» STUDY TEXT
For a phishing simulation, OSINT is the basis for the target list. We combine email addresses we find in public sources with names and roles from LinkedIn, so the phishing attack fits believably into the context of your organization. With spear phishing we go deeper. Personal contexts, recent projects and public statements by the target then go into the phishing scenario the attacker sets up.

During every OSINT round we watch specifically for sensitive information in code repositories or document metadata. It regularly happens that a developer makes a quick test commit with a real API key in it and never reverts it.

What can an attacker do with OSINT?

OSINT on its own does no damage. The information found forms the basis for what comes after.

With a list of email addresses and names, phishing becomes effective. An email from “HR” with the real name of your HR manager gets further than a generic phishing blast. A leaked API key from a GitHub commit gives direct access to your cloud environment, without an attacker having to guess a single password. A forgotten subdomain that points to an expired cloud resource is a classic subdomain takeover, letting an attacker place content under your own domain name. A software version listed in document metadata reveals which vulnerabilities he can try in a targeted way.

» DATA
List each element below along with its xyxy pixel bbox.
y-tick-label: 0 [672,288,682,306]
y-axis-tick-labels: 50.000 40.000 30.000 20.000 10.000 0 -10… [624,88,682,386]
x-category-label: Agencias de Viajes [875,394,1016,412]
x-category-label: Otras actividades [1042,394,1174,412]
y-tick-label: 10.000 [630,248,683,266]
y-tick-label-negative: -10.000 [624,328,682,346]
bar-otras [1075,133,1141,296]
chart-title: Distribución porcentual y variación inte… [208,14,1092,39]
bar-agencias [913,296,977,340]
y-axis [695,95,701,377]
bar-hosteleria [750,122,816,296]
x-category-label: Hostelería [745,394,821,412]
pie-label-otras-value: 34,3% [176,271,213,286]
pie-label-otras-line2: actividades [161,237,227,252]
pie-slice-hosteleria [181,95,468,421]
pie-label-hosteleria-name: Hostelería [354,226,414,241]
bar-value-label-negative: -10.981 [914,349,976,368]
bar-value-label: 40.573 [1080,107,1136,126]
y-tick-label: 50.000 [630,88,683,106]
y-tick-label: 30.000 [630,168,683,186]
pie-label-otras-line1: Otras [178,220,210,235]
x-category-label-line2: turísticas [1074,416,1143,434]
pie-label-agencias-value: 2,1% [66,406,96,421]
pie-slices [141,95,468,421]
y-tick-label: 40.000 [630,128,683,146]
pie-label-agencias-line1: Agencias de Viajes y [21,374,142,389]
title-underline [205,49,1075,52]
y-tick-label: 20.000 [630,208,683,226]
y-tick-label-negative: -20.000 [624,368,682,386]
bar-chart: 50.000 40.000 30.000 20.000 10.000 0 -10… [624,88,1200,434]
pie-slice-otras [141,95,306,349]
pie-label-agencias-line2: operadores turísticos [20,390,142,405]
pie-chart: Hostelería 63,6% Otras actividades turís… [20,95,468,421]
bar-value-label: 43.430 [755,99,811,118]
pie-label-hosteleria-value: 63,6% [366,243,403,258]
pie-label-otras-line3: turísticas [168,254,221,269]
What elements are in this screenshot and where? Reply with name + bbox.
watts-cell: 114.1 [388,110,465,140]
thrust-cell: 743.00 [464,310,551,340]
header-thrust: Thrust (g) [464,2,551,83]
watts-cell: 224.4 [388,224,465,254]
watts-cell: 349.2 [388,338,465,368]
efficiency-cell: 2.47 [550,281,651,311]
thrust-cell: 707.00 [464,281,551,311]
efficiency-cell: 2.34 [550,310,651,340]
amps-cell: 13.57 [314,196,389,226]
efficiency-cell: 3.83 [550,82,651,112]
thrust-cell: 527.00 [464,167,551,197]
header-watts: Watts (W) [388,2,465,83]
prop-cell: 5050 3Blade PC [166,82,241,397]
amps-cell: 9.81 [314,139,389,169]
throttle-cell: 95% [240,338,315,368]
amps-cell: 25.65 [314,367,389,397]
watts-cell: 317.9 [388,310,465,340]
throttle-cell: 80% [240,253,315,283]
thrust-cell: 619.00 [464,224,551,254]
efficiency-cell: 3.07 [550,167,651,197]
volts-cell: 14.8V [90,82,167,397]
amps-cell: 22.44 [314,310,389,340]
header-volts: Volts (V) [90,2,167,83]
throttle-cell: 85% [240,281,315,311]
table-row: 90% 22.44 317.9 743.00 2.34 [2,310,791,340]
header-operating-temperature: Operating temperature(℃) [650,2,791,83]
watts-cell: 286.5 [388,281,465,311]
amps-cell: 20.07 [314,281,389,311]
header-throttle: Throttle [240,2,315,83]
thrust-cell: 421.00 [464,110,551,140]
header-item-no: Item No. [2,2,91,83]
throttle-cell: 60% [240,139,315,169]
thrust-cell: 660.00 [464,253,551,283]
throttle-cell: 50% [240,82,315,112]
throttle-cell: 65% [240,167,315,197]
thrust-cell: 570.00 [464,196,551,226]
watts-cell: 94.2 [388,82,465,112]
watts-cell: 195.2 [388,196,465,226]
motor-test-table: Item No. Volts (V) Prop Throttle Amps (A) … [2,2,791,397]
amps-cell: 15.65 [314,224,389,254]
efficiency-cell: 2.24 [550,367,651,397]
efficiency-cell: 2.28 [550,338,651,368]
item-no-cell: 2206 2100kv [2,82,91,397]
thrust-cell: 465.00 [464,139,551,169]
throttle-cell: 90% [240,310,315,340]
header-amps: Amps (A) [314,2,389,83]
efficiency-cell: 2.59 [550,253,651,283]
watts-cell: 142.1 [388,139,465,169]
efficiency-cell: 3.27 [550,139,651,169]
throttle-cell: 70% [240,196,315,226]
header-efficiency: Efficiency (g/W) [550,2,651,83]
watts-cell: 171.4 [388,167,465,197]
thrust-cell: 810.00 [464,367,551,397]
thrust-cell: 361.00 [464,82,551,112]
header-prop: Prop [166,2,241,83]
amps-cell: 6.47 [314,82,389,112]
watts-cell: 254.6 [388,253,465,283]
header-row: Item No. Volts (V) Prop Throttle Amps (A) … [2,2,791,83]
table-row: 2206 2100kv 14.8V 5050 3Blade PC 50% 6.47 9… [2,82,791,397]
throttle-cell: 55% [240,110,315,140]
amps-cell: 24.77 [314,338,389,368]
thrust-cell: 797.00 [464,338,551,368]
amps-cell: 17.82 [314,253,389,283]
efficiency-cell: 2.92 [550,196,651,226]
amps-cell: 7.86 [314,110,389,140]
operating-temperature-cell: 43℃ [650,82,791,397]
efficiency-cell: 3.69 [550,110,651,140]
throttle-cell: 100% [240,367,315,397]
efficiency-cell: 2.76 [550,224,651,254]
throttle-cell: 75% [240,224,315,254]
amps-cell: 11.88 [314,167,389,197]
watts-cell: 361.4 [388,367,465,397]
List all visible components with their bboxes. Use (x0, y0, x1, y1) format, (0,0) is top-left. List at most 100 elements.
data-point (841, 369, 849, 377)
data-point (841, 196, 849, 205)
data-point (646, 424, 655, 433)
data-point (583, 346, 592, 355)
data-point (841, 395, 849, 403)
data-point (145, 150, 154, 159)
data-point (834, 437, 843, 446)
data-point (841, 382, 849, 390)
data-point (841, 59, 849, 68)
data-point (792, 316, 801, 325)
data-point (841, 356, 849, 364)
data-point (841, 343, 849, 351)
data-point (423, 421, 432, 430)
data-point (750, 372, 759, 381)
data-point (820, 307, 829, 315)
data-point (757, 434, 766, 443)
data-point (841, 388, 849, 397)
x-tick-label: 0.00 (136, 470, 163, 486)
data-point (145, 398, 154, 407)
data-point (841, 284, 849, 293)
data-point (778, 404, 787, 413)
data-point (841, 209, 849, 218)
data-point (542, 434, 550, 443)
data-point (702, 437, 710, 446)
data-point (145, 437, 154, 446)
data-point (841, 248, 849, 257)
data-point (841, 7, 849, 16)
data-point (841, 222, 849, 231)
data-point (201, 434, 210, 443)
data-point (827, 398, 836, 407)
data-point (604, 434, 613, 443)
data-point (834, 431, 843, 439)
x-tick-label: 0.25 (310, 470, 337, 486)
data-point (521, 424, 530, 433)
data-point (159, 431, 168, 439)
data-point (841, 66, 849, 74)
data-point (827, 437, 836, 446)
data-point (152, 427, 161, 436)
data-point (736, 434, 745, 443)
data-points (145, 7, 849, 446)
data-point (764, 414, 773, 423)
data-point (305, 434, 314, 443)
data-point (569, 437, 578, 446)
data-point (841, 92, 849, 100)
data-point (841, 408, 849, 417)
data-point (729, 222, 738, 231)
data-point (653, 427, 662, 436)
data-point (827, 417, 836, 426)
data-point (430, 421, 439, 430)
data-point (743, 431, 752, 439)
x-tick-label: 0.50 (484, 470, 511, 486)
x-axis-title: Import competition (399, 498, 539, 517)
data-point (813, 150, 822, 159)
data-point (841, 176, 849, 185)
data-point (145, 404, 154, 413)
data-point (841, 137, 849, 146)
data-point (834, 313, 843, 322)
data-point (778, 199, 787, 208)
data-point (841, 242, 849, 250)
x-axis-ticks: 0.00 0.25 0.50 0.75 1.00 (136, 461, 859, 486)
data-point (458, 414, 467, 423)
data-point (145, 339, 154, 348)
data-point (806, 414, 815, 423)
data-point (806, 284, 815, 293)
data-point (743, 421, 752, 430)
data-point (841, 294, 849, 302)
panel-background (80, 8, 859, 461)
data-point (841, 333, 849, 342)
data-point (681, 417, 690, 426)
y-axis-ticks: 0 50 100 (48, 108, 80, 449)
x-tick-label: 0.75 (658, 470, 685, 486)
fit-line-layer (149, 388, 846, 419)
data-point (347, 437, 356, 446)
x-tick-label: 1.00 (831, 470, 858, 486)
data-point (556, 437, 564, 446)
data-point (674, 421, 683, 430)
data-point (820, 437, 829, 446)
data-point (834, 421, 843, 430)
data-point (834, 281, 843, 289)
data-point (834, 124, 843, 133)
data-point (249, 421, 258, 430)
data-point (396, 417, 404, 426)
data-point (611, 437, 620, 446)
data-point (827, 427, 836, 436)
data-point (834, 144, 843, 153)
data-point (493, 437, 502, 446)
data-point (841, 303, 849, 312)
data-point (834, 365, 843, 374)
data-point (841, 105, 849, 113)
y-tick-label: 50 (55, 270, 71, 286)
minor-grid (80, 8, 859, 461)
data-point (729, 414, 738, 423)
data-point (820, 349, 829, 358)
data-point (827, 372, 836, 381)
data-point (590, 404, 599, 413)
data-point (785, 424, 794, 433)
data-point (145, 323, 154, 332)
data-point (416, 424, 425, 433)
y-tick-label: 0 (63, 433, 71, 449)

» YOUR OBJECTIVE
Please reproduce the OSINT text word for word, from "During every OSINT" to "do with OSINT?". The records aren't needed here.

» ANSWER SPACE
During every OSINT round we watch specifically for sensitive information in code repositories or document metadata. It regularly happens that a developer makes a quick test commit with a real API key in it and never reverts it.

What can an attacker do with OSINT?